Set problem. Each line below should be retyped exactly, with no pictures.

Records for the task.
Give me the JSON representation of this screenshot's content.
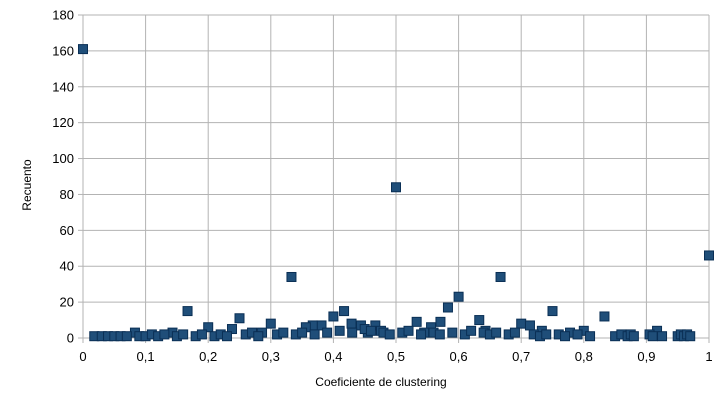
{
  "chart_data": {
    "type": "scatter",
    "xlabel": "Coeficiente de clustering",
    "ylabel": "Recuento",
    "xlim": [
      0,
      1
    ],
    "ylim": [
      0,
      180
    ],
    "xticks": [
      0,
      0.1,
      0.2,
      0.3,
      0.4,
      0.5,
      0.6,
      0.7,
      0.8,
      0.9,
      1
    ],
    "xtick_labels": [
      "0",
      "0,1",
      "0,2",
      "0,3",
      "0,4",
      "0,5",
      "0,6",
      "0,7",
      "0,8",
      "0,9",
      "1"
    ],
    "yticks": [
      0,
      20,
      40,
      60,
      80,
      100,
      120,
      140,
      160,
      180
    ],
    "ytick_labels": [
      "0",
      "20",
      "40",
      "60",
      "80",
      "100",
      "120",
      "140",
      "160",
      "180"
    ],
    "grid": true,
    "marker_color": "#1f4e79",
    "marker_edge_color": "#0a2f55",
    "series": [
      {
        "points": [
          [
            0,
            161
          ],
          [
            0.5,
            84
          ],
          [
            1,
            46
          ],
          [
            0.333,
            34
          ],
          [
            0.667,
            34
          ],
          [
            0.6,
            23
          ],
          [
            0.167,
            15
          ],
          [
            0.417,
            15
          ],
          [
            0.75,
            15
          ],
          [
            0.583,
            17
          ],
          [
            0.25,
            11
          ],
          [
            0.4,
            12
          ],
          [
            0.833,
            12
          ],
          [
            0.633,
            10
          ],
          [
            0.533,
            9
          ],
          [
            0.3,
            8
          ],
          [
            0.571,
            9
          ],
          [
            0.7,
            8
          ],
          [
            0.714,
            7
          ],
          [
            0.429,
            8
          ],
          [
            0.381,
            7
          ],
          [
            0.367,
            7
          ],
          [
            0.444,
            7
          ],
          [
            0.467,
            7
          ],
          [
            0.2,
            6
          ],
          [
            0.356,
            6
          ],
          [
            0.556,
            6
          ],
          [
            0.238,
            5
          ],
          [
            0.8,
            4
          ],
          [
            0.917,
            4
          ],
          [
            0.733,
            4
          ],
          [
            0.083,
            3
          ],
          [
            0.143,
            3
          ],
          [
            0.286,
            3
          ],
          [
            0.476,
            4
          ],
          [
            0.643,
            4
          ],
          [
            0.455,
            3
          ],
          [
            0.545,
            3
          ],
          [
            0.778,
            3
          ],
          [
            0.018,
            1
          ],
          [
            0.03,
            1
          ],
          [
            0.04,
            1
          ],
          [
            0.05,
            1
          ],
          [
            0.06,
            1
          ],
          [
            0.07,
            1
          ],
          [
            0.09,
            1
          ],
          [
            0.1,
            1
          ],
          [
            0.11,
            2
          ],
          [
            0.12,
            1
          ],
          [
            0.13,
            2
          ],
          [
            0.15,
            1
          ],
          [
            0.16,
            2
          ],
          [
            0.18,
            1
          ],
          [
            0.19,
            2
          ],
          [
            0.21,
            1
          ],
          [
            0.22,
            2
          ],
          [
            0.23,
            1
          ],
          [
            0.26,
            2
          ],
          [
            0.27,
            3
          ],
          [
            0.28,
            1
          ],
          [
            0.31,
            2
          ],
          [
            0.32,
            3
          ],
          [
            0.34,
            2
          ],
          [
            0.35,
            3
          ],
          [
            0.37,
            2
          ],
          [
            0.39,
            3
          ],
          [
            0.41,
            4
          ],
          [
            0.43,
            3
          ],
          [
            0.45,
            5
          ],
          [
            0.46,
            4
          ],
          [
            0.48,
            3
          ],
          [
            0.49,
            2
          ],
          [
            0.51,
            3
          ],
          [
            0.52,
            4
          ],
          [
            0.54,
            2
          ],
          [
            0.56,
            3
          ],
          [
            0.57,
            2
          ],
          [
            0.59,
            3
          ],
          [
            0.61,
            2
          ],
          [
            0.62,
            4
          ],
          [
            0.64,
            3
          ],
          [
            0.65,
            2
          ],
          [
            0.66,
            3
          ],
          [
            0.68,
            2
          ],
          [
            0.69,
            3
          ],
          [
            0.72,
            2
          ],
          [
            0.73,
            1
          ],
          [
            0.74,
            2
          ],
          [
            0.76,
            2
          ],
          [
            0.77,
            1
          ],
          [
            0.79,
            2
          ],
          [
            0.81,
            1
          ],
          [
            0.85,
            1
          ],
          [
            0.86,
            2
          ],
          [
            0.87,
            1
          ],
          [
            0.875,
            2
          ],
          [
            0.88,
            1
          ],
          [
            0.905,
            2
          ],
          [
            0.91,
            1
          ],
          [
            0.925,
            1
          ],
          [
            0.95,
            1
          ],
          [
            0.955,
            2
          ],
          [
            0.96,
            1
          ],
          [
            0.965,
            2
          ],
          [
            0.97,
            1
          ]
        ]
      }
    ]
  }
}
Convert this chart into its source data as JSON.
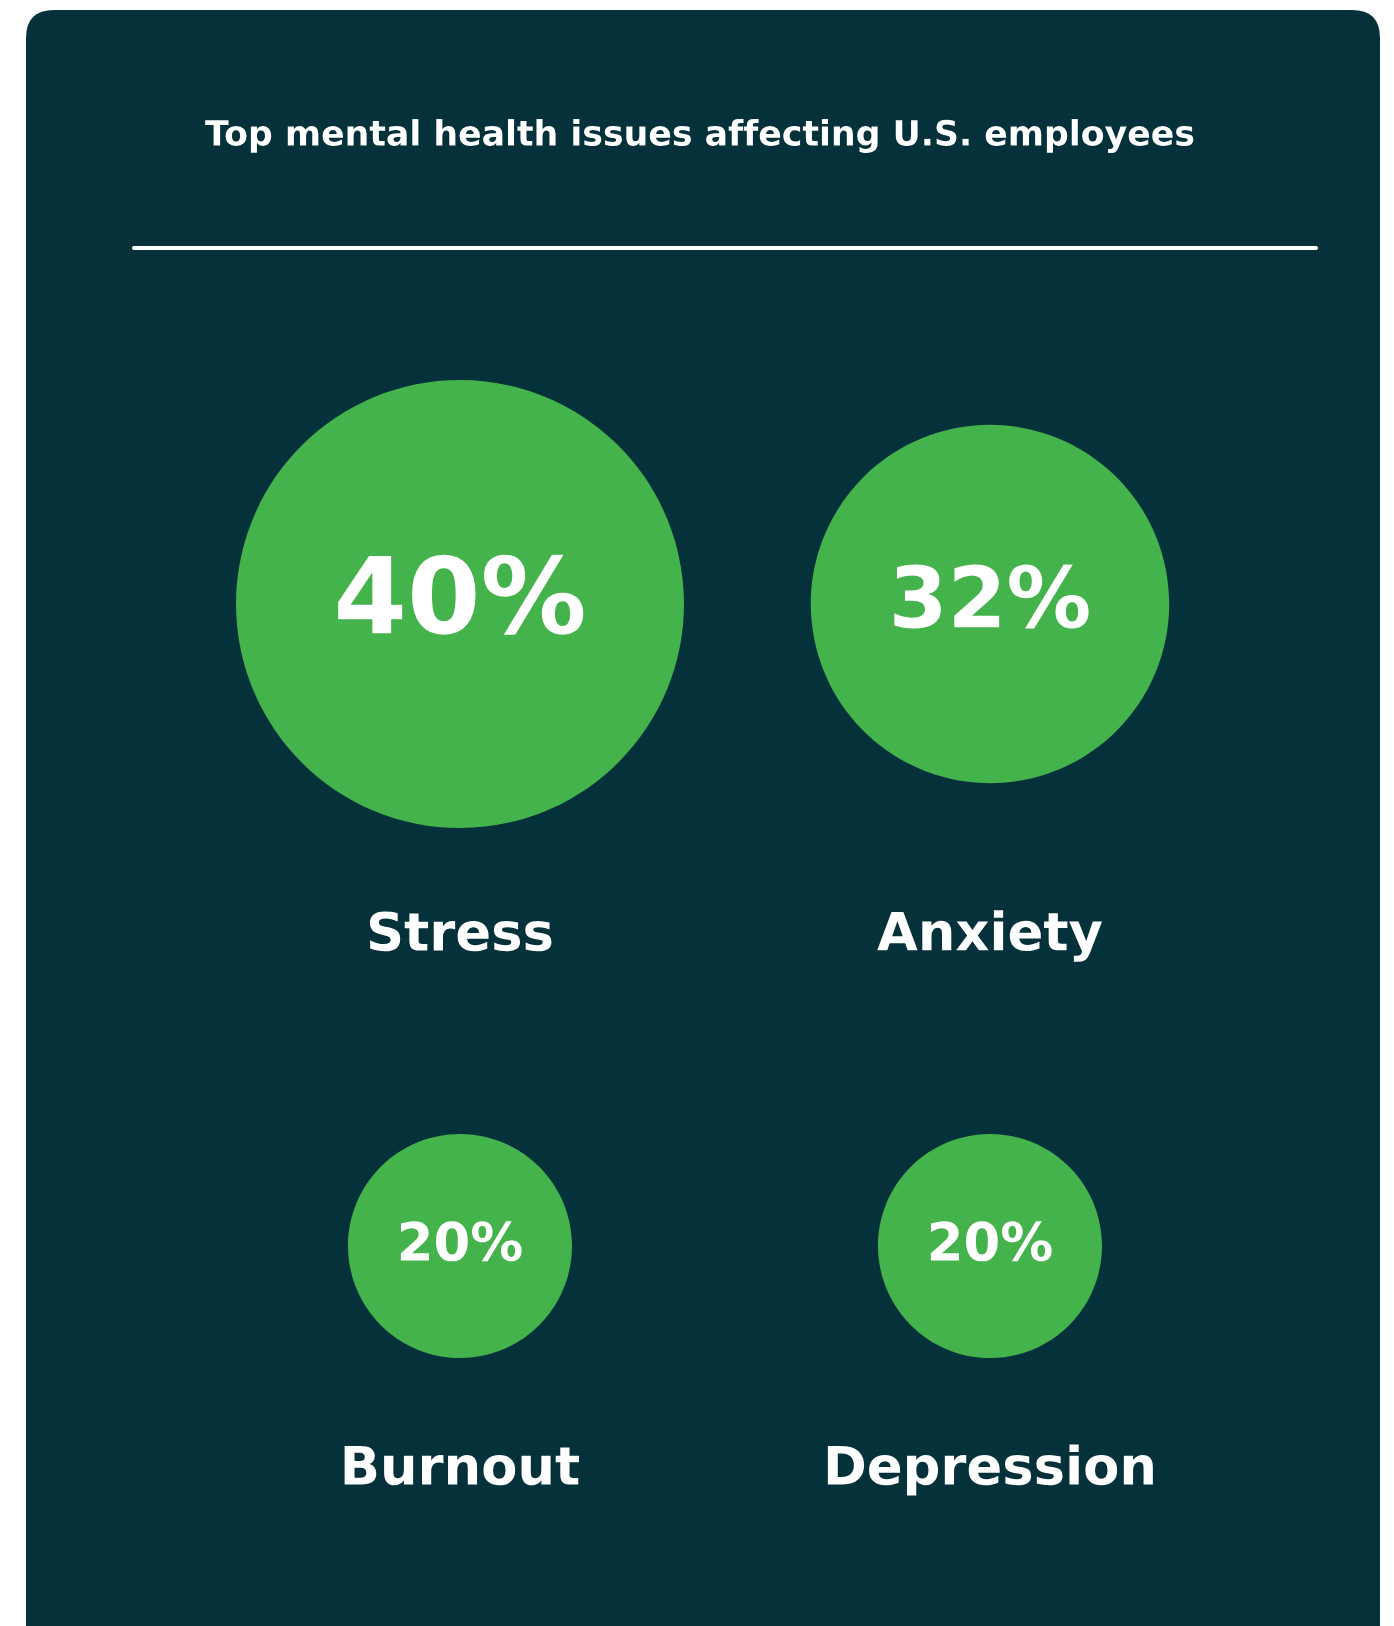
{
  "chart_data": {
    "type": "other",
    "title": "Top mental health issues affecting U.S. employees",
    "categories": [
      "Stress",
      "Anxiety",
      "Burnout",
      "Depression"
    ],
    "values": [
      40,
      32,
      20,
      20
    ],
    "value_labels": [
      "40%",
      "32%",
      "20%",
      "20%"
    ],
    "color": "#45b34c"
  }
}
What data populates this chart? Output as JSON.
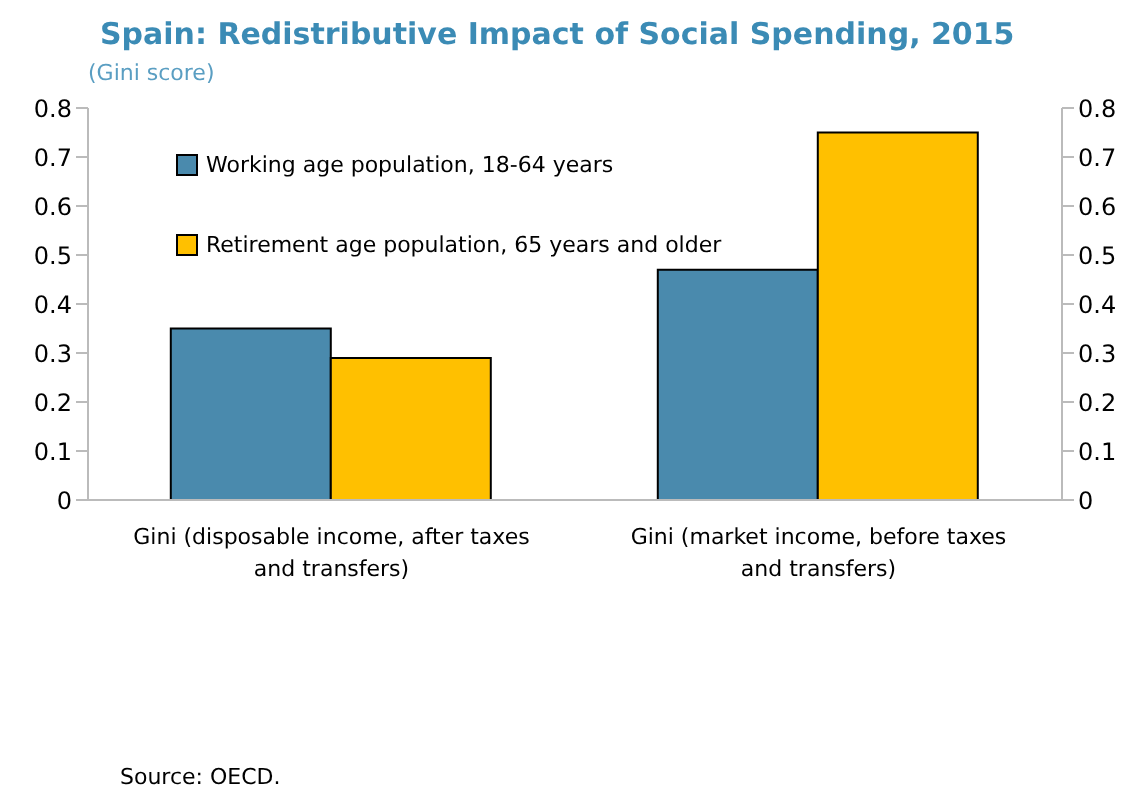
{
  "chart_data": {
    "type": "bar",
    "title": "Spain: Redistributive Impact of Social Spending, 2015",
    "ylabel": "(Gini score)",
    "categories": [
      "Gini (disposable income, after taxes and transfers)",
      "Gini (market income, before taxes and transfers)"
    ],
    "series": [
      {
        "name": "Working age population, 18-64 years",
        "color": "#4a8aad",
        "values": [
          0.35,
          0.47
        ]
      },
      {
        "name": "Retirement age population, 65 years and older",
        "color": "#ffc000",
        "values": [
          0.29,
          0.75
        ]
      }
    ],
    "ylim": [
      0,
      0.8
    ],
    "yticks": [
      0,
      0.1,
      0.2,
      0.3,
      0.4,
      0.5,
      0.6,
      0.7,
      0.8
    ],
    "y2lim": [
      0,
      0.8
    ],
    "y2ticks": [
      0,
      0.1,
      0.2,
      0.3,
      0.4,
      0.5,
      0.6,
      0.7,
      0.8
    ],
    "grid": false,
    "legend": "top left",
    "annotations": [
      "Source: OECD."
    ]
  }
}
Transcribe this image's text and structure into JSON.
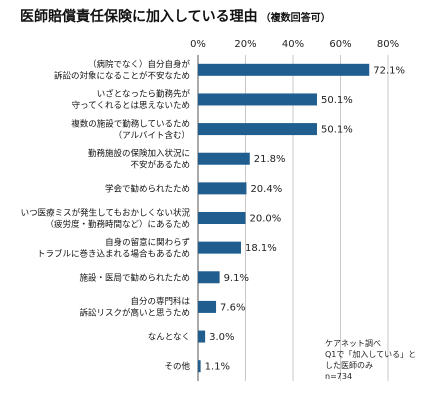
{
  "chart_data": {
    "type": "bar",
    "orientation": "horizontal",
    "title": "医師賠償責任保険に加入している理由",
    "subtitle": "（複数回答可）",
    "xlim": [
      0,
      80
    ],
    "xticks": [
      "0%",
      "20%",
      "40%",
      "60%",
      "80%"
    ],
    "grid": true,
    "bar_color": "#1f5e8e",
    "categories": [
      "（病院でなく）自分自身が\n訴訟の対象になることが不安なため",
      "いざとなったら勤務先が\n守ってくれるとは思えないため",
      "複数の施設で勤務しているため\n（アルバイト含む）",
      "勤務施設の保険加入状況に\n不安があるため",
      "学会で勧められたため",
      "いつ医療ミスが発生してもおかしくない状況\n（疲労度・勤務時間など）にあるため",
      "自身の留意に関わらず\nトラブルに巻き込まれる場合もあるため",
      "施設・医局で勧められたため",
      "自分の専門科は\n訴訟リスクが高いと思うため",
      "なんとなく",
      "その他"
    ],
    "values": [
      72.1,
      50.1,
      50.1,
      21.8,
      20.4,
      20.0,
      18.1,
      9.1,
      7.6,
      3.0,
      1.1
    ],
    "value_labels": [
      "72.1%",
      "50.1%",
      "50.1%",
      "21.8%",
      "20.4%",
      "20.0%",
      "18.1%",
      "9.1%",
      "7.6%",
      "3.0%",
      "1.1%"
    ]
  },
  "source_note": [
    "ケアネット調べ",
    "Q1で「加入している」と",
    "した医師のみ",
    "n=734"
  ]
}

Correct response.
Give me the JSON representation of this screenshot's content.
{
  "chart_data": {
    "type": "scatter",
    "xlabel": "Coeficiente de clustering",
    "ylabel": "Recuento",
    "xlim": [
      0,
      1
    ],
    "ylim": [
      0,
      180
    ],
    "xticks": [
      0,
      0.1,
      0.2,
      0.3,
      0.4,
      0.5,
      0.6,
      0.7,
      0.8,
      0.9,
      1
    ],
    "xtick_labels": [
      "0",
      "0,1",
      "0,2",
      "0,3",
      "0,4",
      "0,5",
      "0,6",
      "0,7",
      "0,8",
      "0,9",
      "1"
    ],
    "yticks": [
      0,
      20,
      40,
      60,
      80,
      100,
      120,
      140,
      160,
      180
    ],
    "ytick_labels": [
      "0",
      "20",
      "40",
      "60",
      "80",
      "100",
      "120",
      "140",
      "160",
      "180"
    ],
    "grid": true,
    "marker_color": "#1f4e79",
    "marker_edge_color": "#0a2f55",
    "series": [
      {
        "points": [
          [
            0,
            161
          ],
          [
            0.5,
            84
          ],
          [
            1,
            46
          ],
          [
            0.333,
            34
          ],
          [
            0.667,
            34
          ],
          [
            0.6,
            23
          ],
          [
            0.167,
            15
          ],
          [
            0.417,
            15
          ],
          [
            0.75,
            15
          ],
          [
            0.583,
            17
          ],
          [
            0.25,
            11
          ],
          [
            0.4,
            12
          ],
          [
            0.833,
            12
          ],
          [
            0.633,
            10
          ],
          [
            0.533,
            9
          ],
          [
            0.3,
            8
          ],
          [
            0.571,
            9
          ],
          [
            0.7,
            8
          ],
          [
            0.714,
            7
          ],
          [
            0.429,
            8
          ],
          [
            0.381,
            7
          ],
          [
            0.367,
            7
          ],
          [
            0.444,
            7
          ],
          [
            0.467,
            7
          ],
          [
            0.2,
            6
          ],
          [
            0.356,
            6
          ],
          [
            0.556,
            6
          ],
          [
            0.238,
            5
          ],
          [
            0.8,
            4
          ],
          [
            0.917,
            4
          ],
          [
            0.733,
            4
          ],
          [
            0.083,
            3
          ],
          [
            0.143,
            3
          ],
          [
            0.286,
            3
          ],
          [
            0.476,
            4
          ],
          [
            0.643,
            4
          ],
          [
            0.455,
            3
          ],
          [
            0.545,
            3
          ],
          [
            0.778,
            3
          ],
          [
            0.018,
            1
          ],
          [
            0.03,
            1
          ],
          [
            0.04,
            1
          ],
          [
            0.05,
            1
          ],
          [
            0.06,
            1
          ],
          [
            0.07,
            1
          ],
          [
            0.09,
            1
          ],
          [
            0.1,
            1
          ],
          [
            0.11,
            2
          ],
          [
            0.12,
            1
          ],
          [
            0.13,
            2
          ],
          [
            0.15,
            1
          ],
          [
            0.16,
            2
          ],
          [
            0.18,
            1
          ],
          [
            0.19,
            2
          ],
          [
            0.21,
            1
          ],
          [
            0.22,
            2
          ],
          [
            0.23,
            1
          ],
          [
            0.26,
            2
          ],
          [
            0.27,
            3
          ],
          [
            0.28,
            1
          ],
          [
            0.31,
            2
          ],
          [
            0.32,
            3
          ],
          [
            0.34,
            2
          ],
          [
            0.35,
            3
          ],
          [
            0.37,
            2
          ],
          [
            0.39,
            3
          ],
          [
            0.41,
            4
          ],
          [
            0.43,
            3
          ],
          [
            0.45,
            5
          ],
          [
            0.46,
            4
          ],
          [
            0.48,
            3
          ],
          [
            0.49,
            2
          ],
          [
            0.51,
            3
          ],
          [
            0.52,
            4
          ],
          [
            0.54,
            2
          ],
          [
            0.56,
            3
          ],
          [
            0.57,
            2
          ],
          [
            0.59,
            3
          ],
          [
            0.61,
            2
          ],
          [
            0.62,
            4
          ],
          [
            0.64,
            3
          ],
          [
            0.65,
            2
          ],
          [
            0.66,
            3
          ],
          [
            0.68,
            2
          ],
          [
            0.69,
            3
          ],
          [
            0.72,
            2
          ],
          [
            0.73,
            1
          ],
          [
            0.74,
            2
          ],
          [
            0.76,
            2
          ],
          [
            0.77,
            1
          ],
          [
            0.79,
            2
          ],
          [
            0.81,
            1
          ],
          [
            0.85,
            1
          ],
          [
            0.86,
            2
          ],
          [
            0.87,
            1
          ],
          [
            0.875,
            2
          ],
          [
            0.88,
            1
          ],
          [
            0.905,
            2
          ],
          [
            0.91,
            1
          ],
          [
            0.925,
            1
          ],
          [
            0.95,
            1
          ],
          [
            0.955,
            2
          ],
          [
            0.96,
            1
          ],
          [
            0.965,
            2
          ],
          [
            0.97,
            1
          ]
        ]
      }
    ]
  }
}
Convert this chart into its source data as JSON.
{
  "chart_data": {
    "type": "other",
    "title": "Top mental health issues affecting U.S. employees",
    "categories": [
      "Stress",
      "Anxiety",
      "Burnout",
      "Depression"
    ],
    "values": [
      40,
      32,
      20,
      20
    ],
    "value_labels": [
      "40%",
      "32%",
      "20%",
      "20%"
    ],
    "color": "#45b34c"
  }
}
What data populates this chart? Output as JSON.
{
  "chart_data": {
    "type": "bar",
    "title": "Spain: Redistributive Impact of Social Spending, 2015",
    "ylabel": "(Gini score)",
    "categories": [
      "Gini (disposable income, after taxes and transfers)",
      "Gini (market income, before taxes and transfers)"
    ],
    "series": [
      {
        "name": "Working age population, 18-64 years",
        "color": "#4a8aad",
        "values": [
          0.35,
          0.47
        ]
      },
      {
        "name": "Retirement age population, 65 years and older",
        "color": "#ffc000",
        "values": [
          0.29,
          0.75
        ]
      }
    ],
    "ylim": [
      0,
      0.8
    ],
    "yticks": [
      0,
      0.1,
      0.2,
      0.3,
      0.4,
      0.5,
      0.6,
      0.7,
      0.8
    ],
    "y2lim": [
      0,
      0.8
    ],
    "y2ticks": [
      0,
      0.1,
      0.2,
      0.3,
      0.4,
      0.5,
      0.6,
      0.7,
      0.8
    ],
    "grid": false,
    "legend": "top left",
    "annotations": [
      "Source: OECD."
    ]
  }
}
Transcribe this image's text and structure into JSON.
{
  "chart_data": {
    "type": "bar",
    "orientation": "horizontal",
    "title": "医師賠償責任保険に加入している理由",
    "subtitle": "（複数回答可）",
    "xlim": [
      0,
      80
    ],
    "xticks": [
      "0%",
      "20%",
      "40%",
      "60%",
      "80%"
    ],
    "grid": true,
    "bar_color": "#1f5e8e",
    "categories": [
      "（病院でなく）自分自身が\n訴訟の対象になることが不安なため",
      "いざとなったら勤務先が\n守ってくれるとは思えないため",
      "複数の施設で勤務しているため\n（アルバイト含む）",
      "勤務施設の保険加入状況に\n不安があるため",
      "学会で勧められたため",
      "いつ医療ミスが発生してもおかしくない状況\n（疲労度・勤務時間など）にあるため",
      "自身の留意に関わらず\nトラブルに巻き込まれる場合もあるため",
      "施設・医局で勧められたため",
      "自分の専門科は\n訴訟リスクが高いと思うため",
      "なんとなく",
      "その他"
    ],
    "values": [
      72.1,
      50.1,
      50.1,
      21.8,
      20.4,
      20.0,
      18.1,
      9.1,
      7.6,
      3.0,
      1.1
    ],
    "value_labels": [
      "72.1%",
      "50.1%",
      "50.1%",
      "21.8%",
      "20.4%",
      "20.0%",
      "18.1%",
      "9.1%",
      "7.6%",
      "3.0%",
      "1.1%"
    ]
  },
  "source_note": [
    "ケアネット調べ",
    "Q1で「加入している」と",
    "した医師のみ",
    "n=734"
  ]
}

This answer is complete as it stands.